- [PROBLEM]:
Give the material once more, word for word, without any images.

--- RECORDS SHOWN ---

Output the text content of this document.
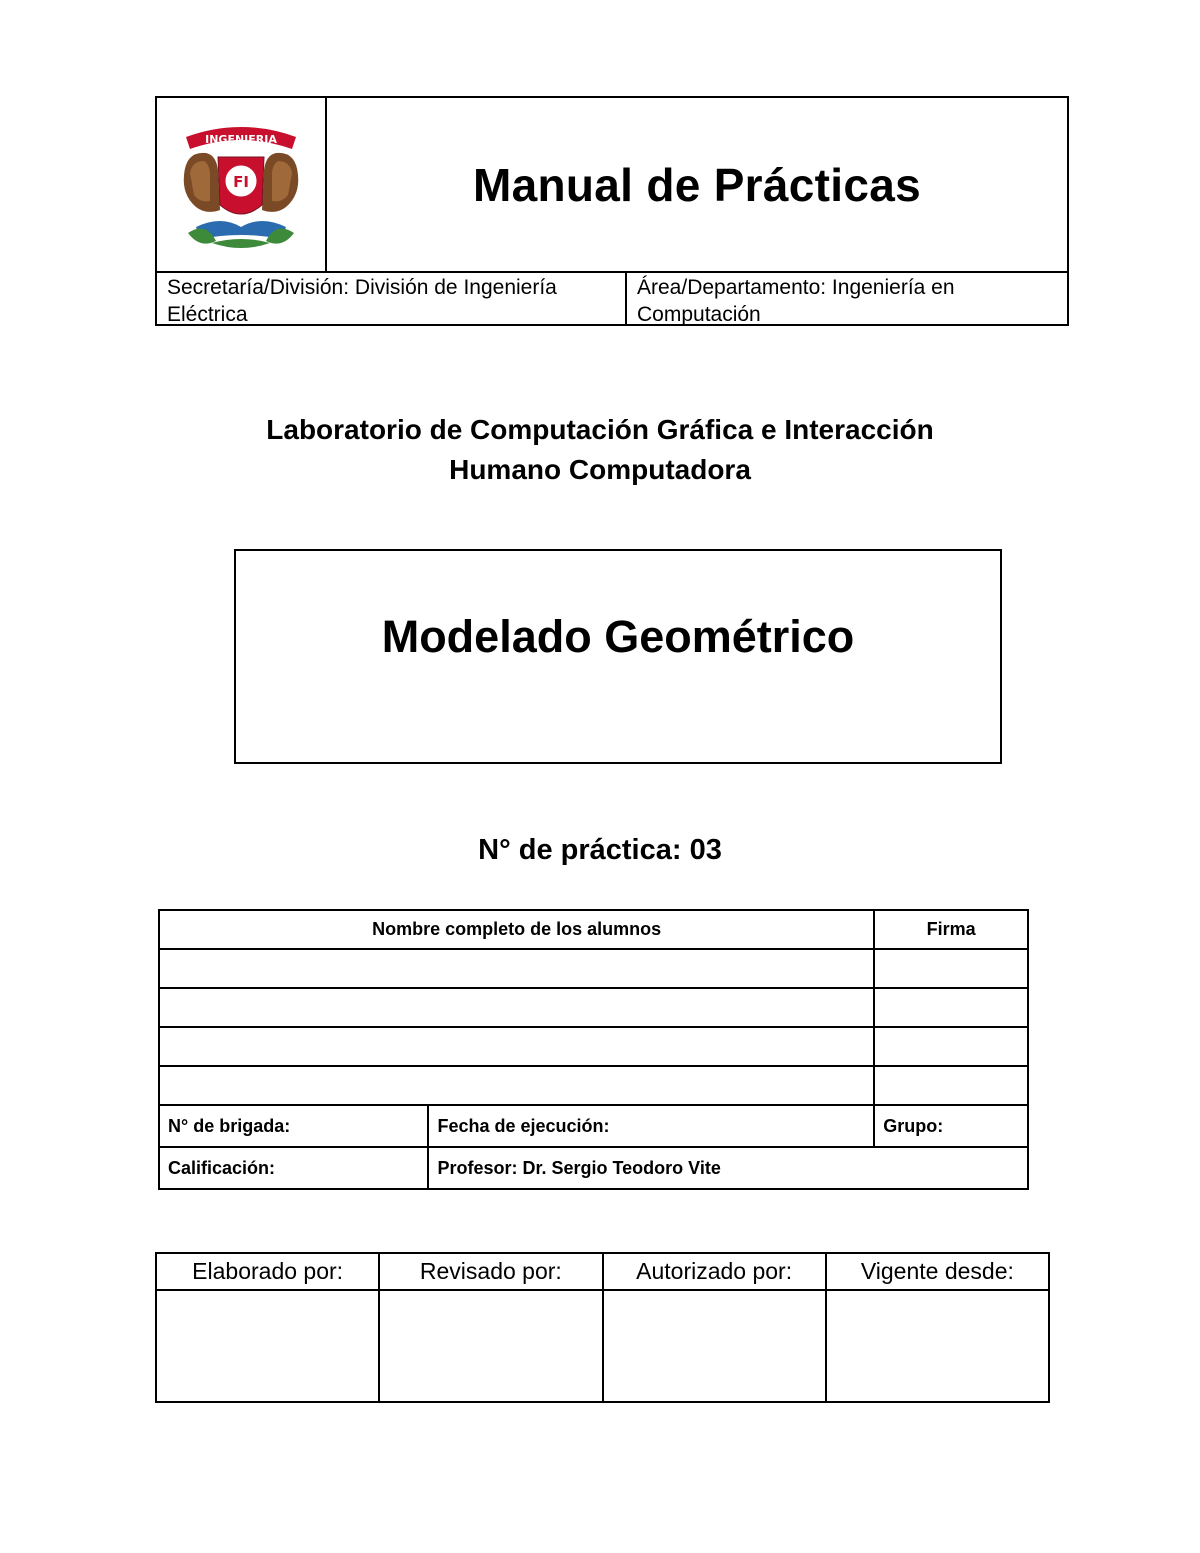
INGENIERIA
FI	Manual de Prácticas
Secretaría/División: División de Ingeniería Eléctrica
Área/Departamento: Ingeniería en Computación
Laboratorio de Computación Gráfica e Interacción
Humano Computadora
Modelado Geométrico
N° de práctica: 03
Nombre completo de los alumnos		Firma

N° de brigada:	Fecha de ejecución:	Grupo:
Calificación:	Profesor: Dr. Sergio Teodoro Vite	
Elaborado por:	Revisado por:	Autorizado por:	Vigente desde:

---

- [EXERCISE RESPONSE]:
Output the text content of this document.
INGENIERIA
FI	Manual de Prácticas
Secretaría/División: División de Ingeniería Eléctrica
Área/Departamento: Ingeniería en Computación
Laboratorio de Computación Gráfica e Interacción
Humano Computadora
Modelado Geométrico
N° de práctica: 03
Nombre completo de los alumnos		Firma

N° de brigada:	Fecha de ejecución:	Grupo:
Calificación:	Profesor: Dr. Sergio Teodoro Vite	
Elaborado por:	Revisado por:	Autorizado por:	Vigente desde:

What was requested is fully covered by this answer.